§ **GIVEN INSTRUCTION**
Word for word, repeat the entries, minus the pictures.

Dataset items
## Start

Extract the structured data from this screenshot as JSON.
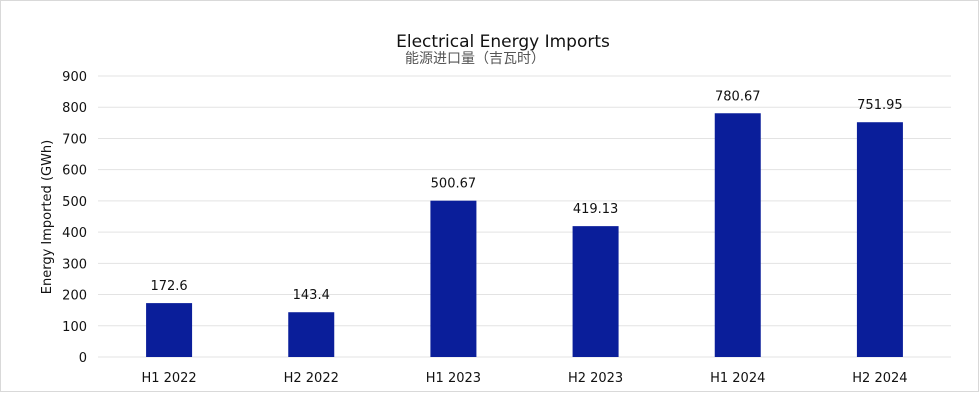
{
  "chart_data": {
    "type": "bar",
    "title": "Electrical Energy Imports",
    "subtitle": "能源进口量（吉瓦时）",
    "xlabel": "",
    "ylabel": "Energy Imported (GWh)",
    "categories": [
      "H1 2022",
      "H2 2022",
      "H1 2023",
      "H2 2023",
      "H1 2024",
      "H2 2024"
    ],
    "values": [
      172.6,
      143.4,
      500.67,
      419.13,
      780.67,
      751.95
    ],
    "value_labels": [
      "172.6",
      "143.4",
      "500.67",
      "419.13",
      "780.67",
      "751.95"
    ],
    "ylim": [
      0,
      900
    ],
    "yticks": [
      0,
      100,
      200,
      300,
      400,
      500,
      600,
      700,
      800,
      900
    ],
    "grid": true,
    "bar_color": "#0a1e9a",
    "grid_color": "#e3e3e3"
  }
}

## End

§ **TASK RESULT**
Extract the structured data from this screenshot as JSON.
{
  "chart_data": {
    "type": "bar",
    "title": "Electrical Energy Imports",
    "subtitle": "能源进口量（吉瓦时）",
    "xlabel": "",
    "ylabel": "Energy Imported (GWh)",
    "categories": [
      "H1 2022",
      "H2 2022",
      "H1 2023",
      "H2 2023",
      "H1 2024",
      "H2 2024"
    ],
    "values": [
      172.6,
      143.4,
      500.67,
      419.13,
      780.67,
      751.95
    ],
    "value_labels": [
      "172.6",
      "143.4",
      "500.67",
      "419.13",
      "780.67",
      "751.95"
    ],
    "ylim": [
      0,
      900
    ],
    "yticks": [
      0,
      100,
      200,
      300,
      400,
      500,
      600,
      700,
      800,
      900
    ],
    "grid": true,
    "bar_color": "#0a1e9a",
    "grid_color": "#e3e3e3"
  }
}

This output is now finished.